WRITTEN TASK. Below are some records; return each one exactly.

-- begin DATA IN THIS EXERCISE --

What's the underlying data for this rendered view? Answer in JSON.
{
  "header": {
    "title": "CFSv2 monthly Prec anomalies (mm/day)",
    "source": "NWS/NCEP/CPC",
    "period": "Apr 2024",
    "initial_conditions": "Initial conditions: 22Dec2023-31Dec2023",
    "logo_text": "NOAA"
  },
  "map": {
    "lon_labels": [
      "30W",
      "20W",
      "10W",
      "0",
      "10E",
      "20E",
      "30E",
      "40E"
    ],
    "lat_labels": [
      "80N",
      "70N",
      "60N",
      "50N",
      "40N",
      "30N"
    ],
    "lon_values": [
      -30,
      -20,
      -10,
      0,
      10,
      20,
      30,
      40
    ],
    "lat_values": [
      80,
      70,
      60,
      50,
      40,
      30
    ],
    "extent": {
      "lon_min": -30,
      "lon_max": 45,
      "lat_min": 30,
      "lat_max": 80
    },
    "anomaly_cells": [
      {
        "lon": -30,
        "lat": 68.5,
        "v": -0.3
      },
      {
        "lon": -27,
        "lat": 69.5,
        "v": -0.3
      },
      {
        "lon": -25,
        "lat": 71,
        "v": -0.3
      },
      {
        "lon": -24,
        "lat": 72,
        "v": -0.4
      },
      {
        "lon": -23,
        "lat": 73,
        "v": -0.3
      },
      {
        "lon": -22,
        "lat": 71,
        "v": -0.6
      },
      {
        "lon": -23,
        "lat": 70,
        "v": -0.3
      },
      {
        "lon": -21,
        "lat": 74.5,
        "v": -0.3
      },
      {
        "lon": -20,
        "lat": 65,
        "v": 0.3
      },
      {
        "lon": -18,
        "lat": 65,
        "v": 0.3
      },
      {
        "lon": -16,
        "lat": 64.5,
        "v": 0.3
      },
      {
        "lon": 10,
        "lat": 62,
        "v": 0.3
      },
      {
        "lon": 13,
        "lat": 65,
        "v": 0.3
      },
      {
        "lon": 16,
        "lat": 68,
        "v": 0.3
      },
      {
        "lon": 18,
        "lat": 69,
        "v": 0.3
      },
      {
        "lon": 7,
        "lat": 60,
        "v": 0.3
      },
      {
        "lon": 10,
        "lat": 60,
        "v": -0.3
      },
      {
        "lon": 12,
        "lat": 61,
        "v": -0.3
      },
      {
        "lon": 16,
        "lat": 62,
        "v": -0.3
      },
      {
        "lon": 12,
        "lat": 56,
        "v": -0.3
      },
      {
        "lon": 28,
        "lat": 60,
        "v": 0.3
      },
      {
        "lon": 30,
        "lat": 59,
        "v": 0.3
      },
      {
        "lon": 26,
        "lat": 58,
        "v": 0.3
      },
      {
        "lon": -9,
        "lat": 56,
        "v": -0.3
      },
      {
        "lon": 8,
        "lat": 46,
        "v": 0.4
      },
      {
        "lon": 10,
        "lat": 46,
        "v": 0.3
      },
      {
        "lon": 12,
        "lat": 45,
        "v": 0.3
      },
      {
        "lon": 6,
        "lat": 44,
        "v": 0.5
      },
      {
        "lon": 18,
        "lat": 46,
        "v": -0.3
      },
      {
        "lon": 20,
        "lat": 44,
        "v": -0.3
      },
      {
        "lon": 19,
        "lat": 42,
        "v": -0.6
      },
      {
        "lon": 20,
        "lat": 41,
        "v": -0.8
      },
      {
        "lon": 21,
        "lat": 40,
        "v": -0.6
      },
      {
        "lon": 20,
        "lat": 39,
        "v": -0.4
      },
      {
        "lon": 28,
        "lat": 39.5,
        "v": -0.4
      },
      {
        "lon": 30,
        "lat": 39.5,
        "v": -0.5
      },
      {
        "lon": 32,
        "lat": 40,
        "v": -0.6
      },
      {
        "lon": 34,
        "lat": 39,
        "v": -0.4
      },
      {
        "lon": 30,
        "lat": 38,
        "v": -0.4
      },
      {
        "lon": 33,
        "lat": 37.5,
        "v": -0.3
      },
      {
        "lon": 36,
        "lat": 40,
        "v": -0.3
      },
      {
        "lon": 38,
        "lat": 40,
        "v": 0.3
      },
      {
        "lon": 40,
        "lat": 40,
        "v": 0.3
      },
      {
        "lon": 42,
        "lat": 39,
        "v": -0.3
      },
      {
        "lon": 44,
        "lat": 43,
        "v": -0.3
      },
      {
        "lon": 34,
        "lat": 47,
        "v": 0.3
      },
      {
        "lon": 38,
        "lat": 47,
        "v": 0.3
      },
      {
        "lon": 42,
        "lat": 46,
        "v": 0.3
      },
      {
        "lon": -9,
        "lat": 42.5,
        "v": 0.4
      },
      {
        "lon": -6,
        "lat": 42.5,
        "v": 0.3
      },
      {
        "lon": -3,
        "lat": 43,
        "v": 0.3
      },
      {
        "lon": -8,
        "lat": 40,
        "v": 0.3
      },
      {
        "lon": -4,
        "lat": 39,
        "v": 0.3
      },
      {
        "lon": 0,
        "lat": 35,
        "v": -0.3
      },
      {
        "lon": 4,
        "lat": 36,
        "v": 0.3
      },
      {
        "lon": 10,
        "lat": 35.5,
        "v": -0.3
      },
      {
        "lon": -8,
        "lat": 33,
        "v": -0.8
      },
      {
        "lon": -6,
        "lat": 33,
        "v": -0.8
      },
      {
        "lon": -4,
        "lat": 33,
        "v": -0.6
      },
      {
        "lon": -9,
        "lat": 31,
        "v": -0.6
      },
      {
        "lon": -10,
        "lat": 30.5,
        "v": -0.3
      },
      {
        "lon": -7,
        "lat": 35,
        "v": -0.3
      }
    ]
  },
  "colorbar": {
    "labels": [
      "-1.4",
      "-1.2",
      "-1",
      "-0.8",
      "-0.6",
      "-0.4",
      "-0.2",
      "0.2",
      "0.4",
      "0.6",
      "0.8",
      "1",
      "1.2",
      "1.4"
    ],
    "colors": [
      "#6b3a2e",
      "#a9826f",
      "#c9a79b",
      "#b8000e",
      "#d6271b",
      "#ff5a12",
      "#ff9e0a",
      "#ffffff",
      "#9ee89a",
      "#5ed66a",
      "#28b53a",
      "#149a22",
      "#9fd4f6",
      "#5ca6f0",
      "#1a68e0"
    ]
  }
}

-- end DATA IN THIS EXERCISE --

RESULT BELOW.
What's the underlying data for this rendered view? Answer in JSON.
{
  "header": {
    "title": "CFSv2 monthly Prec anomalies (mm/day)",
    "source": "NWS/NCEP/CPC",
    "period": "Apr 2024",
    "initial_conditions": "Initial conditions: 22Dec2023-31Dec2023",
    "logo_text": "NOAA"
  },
  "map": {
    "lon_labels": [
      "30W",
      "20W",
      "10W",
      "0",
      "10E",
      "20E",
      "30E",
      "40E"
    ],
    "lat_labels": [
      "80N",
      "70N",
      "60N",
      "50N",
      "40N",
      "30N"
    ],
    "lon_values": [
      -30,
      -20,
      -10,
      0,
      10,
      20,
      30,
      40
    ],
    "lat_values": [
      80,
      70,
      60,
      50,
      40,
      30
    ],
    "extent": {
      "lon_min": -30,
      "lon_max": 45,
      "lat_min": 30,
      "lat_max": 80
    },
    "anomaly_cells": [
      {
        "lon": -30,
        "lat": 68.5,
        "v": -0.3
      },
      {
        "lon": -27,
        "lat": 69.5,
        "v": -0.3
      },
      {
        "lon": -25,
        "lat": 71,
        "v": -0.3
      },
      {
        "lon": -24,
        "lat": 72,
        "v": -0.4
      },
      {
        "lon": -23,
        "lat": 73,
        "v": -0.3
      },
      {
        "lon": -22,
        "lat": 71,
        "v": -0.6
      },
      {
        "lon": -23,
        "lat": 70,
        "v": -0.3
      },
      {
        "lon": -21,
        "lat": 74.5,
        "v": -0.3
      },
      {
        "lon": -20,
        "lat": 65,
        "v": 0.3
      },
      {
        "lon": -18,
        "lat": 65,
        "v": 0.3
      },
      {
        "lon": -16,
        "lat": 64.5,
        "v": 0.3
      },
      {
        "lon": 10,
        "lat": 62,
        "v": 0.3
      },
      {
        "lon": 13,
        "lat": 65,
        "v": 0.3
      },
      {
        "lon": 16,
        "lat": 68,
        "v": 0.3
      },
      {
        "lon": 18,
        "lat": 69,
        "v": 0.3
      },
      {
        "lon": 7,
        "lat": 60,
        "v": 0.3
      },
      {
        "lon": 10,
        "lat": 60,
        "v": -0.3
      },
      {
        "lon": 12,
        "lat": 61,
        "v": -0.3
      },
      {
        "lon": 16,
        "lat": 62,
        "v": -0.3
      },
      {
        "lon": 12,
        "lat": 56,
        "v": -0.3
      },
      {
        "lon": 28,
        "lat": 60,
        "v": 0.3
      },
      {
        "lon": 30,
        "lat": 59,
        "v": 0.3
      },
      {
        "lon": 26,
        "lat": 58,
        "v": 0.3
      },
      {
        "lon": -9,
        "lat": 56,
        "v": -0.3
      },
      {
        "lon": 8,
        "lat": 46,
        "v": 0.4
      },
      {
        "lon": 10,
        "lat": 46,
        "v": 0.3
      },
      {
        "lon": 12,
        "lat": 45,
        "v": 0.3
      },
      {
        "lon": 6,
        "lat": 44,
        "v": 0.5
      },
      {
        "lon": 18,
        "lat": 46,
        "v": -0.3
      },
      {
        "lon": 20,
        "lat": 44,
        "v": -0.3
      },
      {
        "lon": 19,
        "lat": 42,
        "v": -0.6
      },
      {
        "lon": 20,
        "lat": 41,
        "v": -0.8
      },
      {
        "lon": 21,
        "lat": 40,
        "v": -0.6
      },
      {
        "lon": 20,
        "lat": 39,
        "v": -0.4
      },
      {
        "lon": 28,
        "lat": 39.5,
        "v": -0.4
      },
      {
        "lon": 30,
        "lat": 39.5,
        "v": -0.5
      },
      {
        "lon": 32,
        "lat": 40,
        "v": -0.6
      },
      {
        "lon": 34,
        "lat": 39,
        "v": -0.4
      },
      {
        "lon": 30,
        "lat": 38,
        "v": -0.4
      },
      {
        "lon": 33,
        "lat": 37.5,
        "v": -0.3
      },
      {
        "lon": 36,
        "lat": 40,
        "v": -0.3
      },
      {
        "lon": 38,
        "lat": 40,
        "v": 0.3
      },
      {
        "lon": 40,
        "lat": 40,
        "v": 0.3
      },
      {
        "lon": 42,
        "lat": 39,
        "v": -0.3
      },
      {
        "lon": 44,
        "lat": 43,
        "v": -0.3
      },
      {
        "lon": 34,
        "lat": 47,
        "v": 0.3
      },
      {
        "lon": 38,
        "lat": 47,
        "v": 0.3
      },
      {
        "lon": 42,
        "lat": 46,
        "v": 0.3
      },
      {
        "lon": -9,
        "lat": 42.5,
        "v": 0.4
      },
      {
        "lon": -6,
        "lat": 42.5,
        "v": 0.3
      },
      {
        "lon": -3,
        "lat": 43,
        "v": 0.3
      },
      {
        "lon": -8,
        "lat": 40,
        "v": 0.3
      },
      {
        "lon": -4,
        "lat": 39,
        "v": 0.3
      },
      {
        "lon": 0,
        "lat": 35,
        "v": -0.3
      },
      {
        "lon": 4,
        "lat": 36,
        "v": 0.3
      },
      {
        "lon": 10,
        "lat": 35.5,
        "v": -0.3
      },
      {
        "lon": -8,
        "lat": 33,
        "v": -0.8
      },
      {
        "lon": -6,
        "lat": 33,
        "v": -0.8
      },
      {
        "lon": -4,
        "lat": 33,
        "v": -0.6
      },
      {
        "lon": -9,
        "lat": 31,
        "v": -0.6
      },
      {
        "lon": -10,
        "lat": 30.5,
        "v": -0.3
      },
      {
        "lon": -7,
        "lat": 35,
        "v": -0.3
      }
    ]
  },
  "colorbar": {
    "labels": [
      "-1.4",
      "-1.2",
      "-1",
      "-0.8",
      "-0.6",
      "-0.4",
      "-0.2",
      "0.2",
      "0.4",
      "0.6",
      "0.8",
      "1",
      "1.2",
      "1.4"
    ],
    "colors": [
      "#6b3a2e",
      "#a9826f",
      "#c9a79b",
      "#b8000e",
      "#d6271b",
      "#ff5a12",
      "#ff9e0a",
      "#ffffff",
      "#9ee89a",
      "#5ed66a",
      "#28b53a",
      "#149a22",
      "#9fd4f6",
      "#5ca6f0",
      "#1a68e0"
    ]
  }
}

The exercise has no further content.